OBJECTIVE
Could you extract every entry below and reproduce it exactly?

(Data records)

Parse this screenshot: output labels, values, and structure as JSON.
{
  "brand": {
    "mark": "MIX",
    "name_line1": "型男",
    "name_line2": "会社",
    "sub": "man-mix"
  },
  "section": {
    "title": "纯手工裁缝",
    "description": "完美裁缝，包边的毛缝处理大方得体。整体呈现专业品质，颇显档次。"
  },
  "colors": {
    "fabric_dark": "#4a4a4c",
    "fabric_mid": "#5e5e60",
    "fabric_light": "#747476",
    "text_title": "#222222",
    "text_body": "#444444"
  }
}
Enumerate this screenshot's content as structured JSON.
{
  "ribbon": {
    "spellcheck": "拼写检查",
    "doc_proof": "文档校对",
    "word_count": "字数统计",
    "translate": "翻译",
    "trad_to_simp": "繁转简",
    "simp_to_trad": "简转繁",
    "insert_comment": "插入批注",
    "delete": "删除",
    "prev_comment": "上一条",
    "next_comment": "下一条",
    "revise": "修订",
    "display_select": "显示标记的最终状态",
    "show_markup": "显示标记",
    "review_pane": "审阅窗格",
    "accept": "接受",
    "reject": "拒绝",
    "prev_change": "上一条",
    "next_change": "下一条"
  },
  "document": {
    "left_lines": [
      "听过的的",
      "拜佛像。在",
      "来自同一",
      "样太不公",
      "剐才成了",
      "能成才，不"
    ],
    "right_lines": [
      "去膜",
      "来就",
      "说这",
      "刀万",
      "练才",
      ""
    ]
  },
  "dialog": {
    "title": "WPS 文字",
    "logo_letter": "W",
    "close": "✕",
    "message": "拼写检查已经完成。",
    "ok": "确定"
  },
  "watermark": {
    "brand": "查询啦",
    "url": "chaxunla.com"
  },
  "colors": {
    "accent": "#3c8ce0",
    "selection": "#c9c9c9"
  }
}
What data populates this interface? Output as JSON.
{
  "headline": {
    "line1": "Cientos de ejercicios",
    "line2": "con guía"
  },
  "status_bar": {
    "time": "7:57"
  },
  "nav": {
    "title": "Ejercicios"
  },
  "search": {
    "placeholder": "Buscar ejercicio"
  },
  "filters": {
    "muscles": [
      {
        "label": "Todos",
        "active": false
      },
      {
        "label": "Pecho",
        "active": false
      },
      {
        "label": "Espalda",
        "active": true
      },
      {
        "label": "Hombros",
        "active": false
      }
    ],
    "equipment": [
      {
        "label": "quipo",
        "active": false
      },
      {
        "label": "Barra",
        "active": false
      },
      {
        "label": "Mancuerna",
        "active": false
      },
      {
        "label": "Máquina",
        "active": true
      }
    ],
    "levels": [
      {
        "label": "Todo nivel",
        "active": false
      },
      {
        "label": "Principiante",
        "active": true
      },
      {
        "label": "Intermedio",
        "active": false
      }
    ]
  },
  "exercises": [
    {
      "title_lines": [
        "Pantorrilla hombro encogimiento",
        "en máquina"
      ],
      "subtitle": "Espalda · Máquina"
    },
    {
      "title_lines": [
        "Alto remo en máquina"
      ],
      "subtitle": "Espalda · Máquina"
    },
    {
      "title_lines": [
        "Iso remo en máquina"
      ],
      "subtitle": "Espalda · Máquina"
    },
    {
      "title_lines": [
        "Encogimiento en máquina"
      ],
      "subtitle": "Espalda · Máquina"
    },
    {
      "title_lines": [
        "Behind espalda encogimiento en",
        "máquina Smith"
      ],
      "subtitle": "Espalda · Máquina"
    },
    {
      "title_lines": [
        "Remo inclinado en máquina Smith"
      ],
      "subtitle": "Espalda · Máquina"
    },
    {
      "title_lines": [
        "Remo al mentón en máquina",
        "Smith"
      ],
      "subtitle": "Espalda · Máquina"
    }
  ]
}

SOLUTION
Parse this screenshot: output labels, values, and structure as JSON.
{
  "brand": {
    "mark": "MIX",
    "name_line1": "型男",
    "name_line2": "会社",
    "sub": "man-mix"
  },
  "section": {
    "title": "纯手工裁缝",
    "description": "完美裁缝，包边的毛缝处理大方得体。整体呈现专业品质，颇显档次。"
  },
  "colors": {
    "fabric_dark": "#4a4a4c",
    "fabric_mid": "#5e5e60",
    "fabric_light": "#747476",
    "text_title": "#222222",
    "text_body": "#444444"
  }
}
Enumerate this screenshot's content as structured JSON.
{
  "ribbon": {
    "spellcheck": "拼写检查",
    "doc_proof": "文档校对",
    "word_count": "字数统计",
    "translate": "翻译",
    "trad_to_simp": "繁转简",
    "simp_to_trad": "简转繁",
    "insert_comment": "插入批注",
    "delete": "删除",
    "prev_comment": "上一条",
    "next_comment": "下一条",
    "revise": "修订",
    "display_select": "显示标记的最终状态",
    "show_markup": "显示标记",
    "review_pane": "审阅窗格",
    "accept": "接受",
    "reject": "拒绝",
    "prev_change": "上一条",
    "next_change": "下一条"
  },
  "document": {
    "left_lines": [
      "听过的的",
      "拜佛像。在",
      "来自同一",
      "样太不公",
      "剐才成了",
      "能成才，不"
    ],
    "right_lines": [
      "去膜",
      "来就",
      "说这",
      "刀万",
      "练才",
      ""
    ]
  },
  "dialog": {
    "title": "WPS 文字",
    "logo_letter": "W",
    "close": "✕",
    "message": "拼写检查已经完成。",
    "ok": "确定"
  },
  "watermark": {
    "brand": "查询啦",
    "url": "chaxunla.com"
  },
  "colors": {
    "accent": "#3c8ce0",
    "selection": "#c9c9c9"
  }
}
What data populates this interface? Output as JSON.
{
  "headline": {
    "line1": "Cientos de ejercicios",
    "line2": "con guía"
  },
  "status_bar": {
    "time": "7:57"
  },
  "nav": {
    "title": "Ejercicios"
  },
  "search": {
    "placeholder": "Buscar ejercicio"
  },
  "filters": {
    "muscles": [
      {
        "label": "Todos",
        "active": false
      },
      {
        "label": "Pecho",
        "active": false
      },
      {
        "label": "Espalda",
        "active": true
      },
      {
        "label": "Hombros",
        "active": false
      }
    ],
    "equipment": [
      {
        "label": "quipo",
        "active": false
      },
      {
        "label": "Barra",
        "active": false
      },
      {
        "label": "Mancuerna",
        "active": false
      },
      {
        "label": "Máquina",
        "active": true
      }
    ],
    "levels": [
      {
        "label": "Todo nivel",
        "active": false
      },
      {
        "label": "Principiante",
        "active": true
      },
      {
        "label": "Intermedio",
        "active": false
      }
    ]
  },
  "exercises": [
    {
      "title_lines": [
        "Pantorrilla hombro encogimiento",
        "en máquina"
      ],
      "subtitle": "Espalda · Máquina"
    },
    {
      "title_lines": [
        "Alto remo en máquina"
      ],
      "subtitle": "Espalda · Máquina"
    },
    {
      "title_lines": [
        "Iso remo en máquina"
      ],
      "subtitle": "Espalda · Máquina"
    },
    {
      "title_lines": [
        "Encogimiento en máquina"
      ],
      "subtitle": "Espalda · Máquina"
    },
    {
      "title_lines": [
        "Behind espalda encogimiento en",
        "máquina Smith"
      ],
      "subtitle": "Espalda · Máquina"
    },
    {
      "title_lines": [
        "Remo inclinado en máquina Smith"
      ],
      "subtitle": "Espalda · Máquina"
    },
    {
      "title_lines": [
        "Remo al mentón en máquina",
        "Smith"
      ],
      "subtitle": "Espalda · Máquina"
    }
  ]
}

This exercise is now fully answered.